> READING PASSAGE:
════════════════

# what colour jodhpurs ?!



## hannah90 (31 December 2012)

i only have canary, or mustard colour, and some very bright ones ! bright ones ruled out, is canary or a mustard colour ok for hunting ? everything seems to say beige ? thanks


----------



## Hunters (31 December 2012)

Not really, unless you want to stand out....?


----------



## hannah90 (31 December 2012)

guess i need to buy new ones then !  thanks !


----------



## CrazyMare (31 December 2012)

I have, in the past, pulled canary out of the wardrobe in the dark - They are on the bright side....! Or on the positive side, Dad can pick me out easily.....

Do you have any 'aged' ones?!


----------



## Lolo (31 December 2012)

Canary looks smart I think- my sister wears canary and doesn't stand out in them. They're easier to scrub up as well, as you can whack them in the washing machine with some yellow dye and they come out like new


----------



## Fiagai (31 December 2012)

Mustard / Canary ... Arrrgghhhh !


----------



## Springy (31 December 2012)

Sorry Beige or cream it is


----------



## ConnieLove (31 December 2012)

════════════════

> JOBS:
**A.** From the jodhpur color thread, reproduce the text from "Canary looks smart" to "Fiagai (31 December 2012)".
**B.** Answer these from the jodhpur color thread:
(i) Besides the very bright pairs, which two colors of jodhpurs does hannah90 own?
(ii) According to Lolo, what can be put in the washing machine with canary jodhpurs to make them come out like new?
(iii) Which colors does Springy name?
**C.** Write the next part of the forum thread on jodhpur colors for hunting, starting after its last line.

════════════════

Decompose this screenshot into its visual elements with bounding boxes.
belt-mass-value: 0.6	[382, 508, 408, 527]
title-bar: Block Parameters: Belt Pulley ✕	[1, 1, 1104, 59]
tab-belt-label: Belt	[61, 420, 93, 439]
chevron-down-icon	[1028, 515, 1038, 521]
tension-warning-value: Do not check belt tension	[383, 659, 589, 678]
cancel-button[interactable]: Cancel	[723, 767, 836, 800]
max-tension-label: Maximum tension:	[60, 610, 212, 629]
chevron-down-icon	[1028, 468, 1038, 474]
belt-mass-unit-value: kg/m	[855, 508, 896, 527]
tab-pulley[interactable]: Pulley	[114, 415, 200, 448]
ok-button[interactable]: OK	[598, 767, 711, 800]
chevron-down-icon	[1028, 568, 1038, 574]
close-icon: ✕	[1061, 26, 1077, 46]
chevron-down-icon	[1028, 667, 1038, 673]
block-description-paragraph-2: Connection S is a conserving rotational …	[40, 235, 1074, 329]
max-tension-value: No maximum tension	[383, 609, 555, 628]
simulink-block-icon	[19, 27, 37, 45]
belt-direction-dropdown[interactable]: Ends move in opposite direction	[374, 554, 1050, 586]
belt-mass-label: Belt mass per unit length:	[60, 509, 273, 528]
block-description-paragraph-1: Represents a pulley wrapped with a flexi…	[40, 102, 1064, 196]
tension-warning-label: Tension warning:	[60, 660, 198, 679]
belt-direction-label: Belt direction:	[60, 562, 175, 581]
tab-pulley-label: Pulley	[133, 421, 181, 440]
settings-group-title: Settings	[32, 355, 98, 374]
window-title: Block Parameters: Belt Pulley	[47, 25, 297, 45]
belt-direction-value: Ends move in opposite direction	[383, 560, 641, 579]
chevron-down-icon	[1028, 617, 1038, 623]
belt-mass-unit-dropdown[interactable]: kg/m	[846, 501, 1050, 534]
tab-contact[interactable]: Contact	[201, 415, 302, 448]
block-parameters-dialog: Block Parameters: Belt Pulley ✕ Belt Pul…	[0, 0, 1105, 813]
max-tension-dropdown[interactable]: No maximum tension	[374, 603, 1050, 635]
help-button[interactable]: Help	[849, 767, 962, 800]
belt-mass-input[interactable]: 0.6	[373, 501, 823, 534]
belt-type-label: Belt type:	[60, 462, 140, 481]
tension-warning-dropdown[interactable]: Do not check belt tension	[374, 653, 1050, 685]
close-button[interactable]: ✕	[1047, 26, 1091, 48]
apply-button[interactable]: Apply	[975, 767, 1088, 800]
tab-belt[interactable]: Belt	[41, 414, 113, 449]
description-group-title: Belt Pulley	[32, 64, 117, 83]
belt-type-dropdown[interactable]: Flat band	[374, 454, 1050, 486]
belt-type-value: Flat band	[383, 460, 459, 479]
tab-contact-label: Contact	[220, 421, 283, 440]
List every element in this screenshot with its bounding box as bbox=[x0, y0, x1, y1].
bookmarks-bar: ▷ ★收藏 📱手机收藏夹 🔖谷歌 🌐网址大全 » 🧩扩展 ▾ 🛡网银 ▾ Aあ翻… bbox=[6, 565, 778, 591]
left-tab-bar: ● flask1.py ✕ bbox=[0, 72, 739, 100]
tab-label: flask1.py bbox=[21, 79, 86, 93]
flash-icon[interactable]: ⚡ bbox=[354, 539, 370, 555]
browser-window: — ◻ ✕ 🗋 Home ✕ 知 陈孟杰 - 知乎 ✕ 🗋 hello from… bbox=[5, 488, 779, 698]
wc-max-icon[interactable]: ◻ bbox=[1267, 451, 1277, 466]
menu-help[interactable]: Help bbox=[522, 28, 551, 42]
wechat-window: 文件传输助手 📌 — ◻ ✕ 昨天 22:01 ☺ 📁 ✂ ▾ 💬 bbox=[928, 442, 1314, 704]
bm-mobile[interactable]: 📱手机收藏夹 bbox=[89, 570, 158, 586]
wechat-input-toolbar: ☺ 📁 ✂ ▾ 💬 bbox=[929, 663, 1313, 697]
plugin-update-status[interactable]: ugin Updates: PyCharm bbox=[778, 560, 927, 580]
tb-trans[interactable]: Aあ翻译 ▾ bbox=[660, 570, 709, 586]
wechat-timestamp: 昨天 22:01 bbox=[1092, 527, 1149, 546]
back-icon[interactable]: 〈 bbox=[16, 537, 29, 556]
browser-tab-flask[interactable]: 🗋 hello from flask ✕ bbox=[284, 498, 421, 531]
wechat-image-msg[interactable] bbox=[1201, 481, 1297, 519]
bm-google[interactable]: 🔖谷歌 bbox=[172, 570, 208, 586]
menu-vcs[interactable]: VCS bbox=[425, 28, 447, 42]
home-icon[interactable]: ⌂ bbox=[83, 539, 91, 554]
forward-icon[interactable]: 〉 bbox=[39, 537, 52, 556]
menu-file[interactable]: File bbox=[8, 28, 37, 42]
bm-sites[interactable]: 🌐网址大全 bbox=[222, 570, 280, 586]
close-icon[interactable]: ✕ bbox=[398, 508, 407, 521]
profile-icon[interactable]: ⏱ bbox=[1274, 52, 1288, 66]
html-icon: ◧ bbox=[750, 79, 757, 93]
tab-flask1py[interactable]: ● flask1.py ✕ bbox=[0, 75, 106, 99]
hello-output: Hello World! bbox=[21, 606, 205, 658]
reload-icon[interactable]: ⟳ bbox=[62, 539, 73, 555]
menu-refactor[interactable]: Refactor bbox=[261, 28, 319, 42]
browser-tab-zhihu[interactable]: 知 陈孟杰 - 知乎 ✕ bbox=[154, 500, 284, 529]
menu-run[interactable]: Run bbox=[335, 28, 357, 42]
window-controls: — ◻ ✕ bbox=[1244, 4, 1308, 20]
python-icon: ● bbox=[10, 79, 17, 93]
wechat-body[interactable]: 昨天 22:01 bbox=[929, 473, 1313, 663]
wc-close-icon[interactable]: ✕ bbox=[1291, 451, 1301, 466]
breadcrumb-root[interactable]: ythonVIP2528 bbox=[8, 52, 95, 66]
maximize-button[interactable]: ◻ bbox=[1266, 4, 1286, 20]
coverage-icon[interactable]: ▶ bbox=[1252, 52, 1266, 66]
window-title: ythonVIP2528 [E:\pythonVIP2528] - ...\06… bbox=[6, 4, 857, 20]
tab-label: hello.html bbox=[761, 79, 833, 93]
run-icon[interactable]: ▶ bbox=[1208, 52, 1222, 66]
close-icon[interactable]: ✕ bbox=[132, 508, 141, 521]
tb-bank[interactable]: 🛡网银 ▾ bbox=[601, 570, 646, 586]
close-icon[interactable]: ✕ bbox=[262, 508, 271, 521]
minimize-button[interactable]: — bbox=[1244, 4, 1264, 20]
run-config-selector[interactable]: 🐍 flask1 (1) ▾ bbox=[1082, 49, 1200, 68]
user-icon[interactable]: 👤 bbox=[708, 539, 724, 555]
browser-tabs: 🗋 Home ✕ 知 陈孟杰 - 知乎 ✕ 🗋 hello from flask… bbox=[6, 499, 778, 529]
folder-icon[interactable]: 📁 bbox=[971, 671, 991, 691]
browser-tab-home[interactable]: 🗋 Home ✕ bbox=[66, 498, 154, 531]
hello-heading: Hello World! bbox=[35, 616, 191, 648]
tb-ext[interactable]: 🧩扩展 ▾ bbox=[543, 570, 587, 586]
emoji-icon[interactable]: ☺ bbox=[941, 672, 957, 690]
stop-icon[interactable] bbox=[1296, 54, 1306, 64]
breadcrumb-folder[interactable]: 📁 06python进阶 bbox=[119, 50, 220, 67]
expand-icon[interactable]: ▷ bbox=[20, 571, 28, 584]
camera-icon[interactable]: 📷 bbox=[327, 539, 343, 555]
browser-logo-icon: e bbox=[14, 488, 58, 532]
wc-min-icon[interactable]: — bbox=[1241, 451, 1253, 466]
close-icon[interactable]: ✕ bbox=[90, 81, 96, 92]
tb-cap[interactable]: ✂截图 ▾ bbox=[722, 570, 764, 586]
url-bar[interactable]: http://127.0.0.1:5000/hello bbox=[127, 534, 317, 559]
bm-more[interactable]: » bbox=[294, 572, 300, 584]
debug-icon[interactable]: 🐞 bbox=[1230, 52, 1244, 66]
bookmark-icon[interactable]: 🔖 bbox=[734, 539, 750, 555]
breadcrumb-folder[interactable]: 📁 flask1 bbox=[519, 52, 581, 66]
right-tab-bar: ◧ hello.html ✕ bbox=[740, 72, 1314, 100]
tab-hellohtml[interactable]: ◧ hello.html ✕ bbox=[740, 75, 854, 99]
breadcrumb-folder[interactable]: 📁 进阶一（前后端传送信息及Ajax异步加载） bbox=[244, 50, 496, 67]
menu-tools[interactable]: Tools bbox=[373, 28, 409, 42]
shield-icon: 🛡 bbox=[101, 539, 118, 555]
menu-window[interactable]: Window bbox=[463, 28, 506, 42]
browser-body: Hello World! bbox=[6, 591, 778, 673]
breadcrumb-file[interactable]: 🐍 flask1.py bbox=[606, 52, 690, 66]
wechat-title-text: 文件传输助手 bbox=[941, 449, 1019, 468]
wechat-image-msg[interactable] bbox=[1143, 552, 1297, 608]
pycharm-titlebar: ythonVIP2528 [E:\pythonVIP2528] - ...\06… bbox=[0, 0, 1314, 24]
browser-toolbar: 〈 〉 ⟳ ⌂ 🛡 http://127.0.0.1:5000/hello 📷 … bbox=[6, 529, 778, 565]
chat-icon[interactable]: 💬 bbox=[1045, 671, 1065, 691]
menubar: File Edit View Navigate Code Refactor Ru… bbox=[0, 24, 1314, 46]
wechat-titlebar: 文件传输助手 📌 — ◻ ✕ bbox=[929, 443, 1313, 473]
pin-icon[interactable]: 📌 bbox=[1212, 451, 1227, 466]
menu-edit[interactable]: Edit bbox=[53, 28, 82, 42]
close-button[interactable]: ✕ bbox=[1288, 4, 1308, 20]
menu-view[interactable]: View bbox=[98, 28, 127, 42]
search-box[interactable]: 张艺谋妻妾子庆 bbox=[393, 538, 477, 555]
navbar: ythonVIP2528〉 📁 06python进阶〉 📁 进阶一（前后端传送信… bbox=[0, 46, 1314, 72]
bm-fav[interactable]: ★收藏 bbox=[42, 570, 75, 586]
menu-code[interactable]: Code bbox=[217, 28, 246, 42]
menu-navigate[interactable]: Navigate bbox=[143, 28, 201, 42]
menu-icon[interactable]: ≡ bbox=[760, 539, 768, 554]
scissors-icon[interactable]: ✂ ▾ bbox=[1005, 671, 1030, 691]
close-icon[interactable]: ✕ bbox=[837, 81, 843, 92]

════════════════

> ANSWERS FOR THE TASKS:
**A.**
Canary looks smart I think- my sister wears canary and doesn't stand out in them. They're easier to scrub up as well, as you can whack them in the washing machine with some yellow dye and they come out like new


----------



## Fiagai (31 December 2012)

**B.**
(i) Canary and mustard.
(ii) Yellow dye.
(iii) Beige or cream.

**C.**
I'm another with beige or cream  I'm not brave enough for much else!


----------



## Lolo (31 December 2012)

Really?






With navy... At their most yellow, as she'd been out the day before and came back a really awful brown- proper peaty soil does create the best staining mud!






With tweed...

I think they look considerably smarter than white and are more flattering than beige. There are a lot of people who wear jods this shade (we use bright yellow dye to keep them this colour after particularly muddy days!). I think my sister would rather not hunt than wear incorrect clothing!


----------



## ConnieLove (31 December 2012)

Looking at your sister I've just realised I do have a pair of canary jods  I've always thought they were beige until looking back on photos just now. And actually, they do look better than my beige ones with navy... consider me crossed over to the canary side


----------



## hannah90 (31 December 2012)

so maybe its ok ?! 

i have a black jacket,hat and boots, am thinking beige is better with black, but canary does look nice with navy !  Or should i be wearing tweed ?!   new to this if you hadn't guessed !! thank you all for your help though !


----------



## ConnieLove (31 December 2012)

My hunt wear navy as standard, hence why I wear it. But most hunts allow black, navy or tweed, as long as your are correctly dressed and presentable. If your unsure, just phone up, I'm sure they won't mind in fact it probably looks better that your making an effort to do it correctly. Everyone's new at some point so don't worry about it


----------



## Lolo (31 December 2012)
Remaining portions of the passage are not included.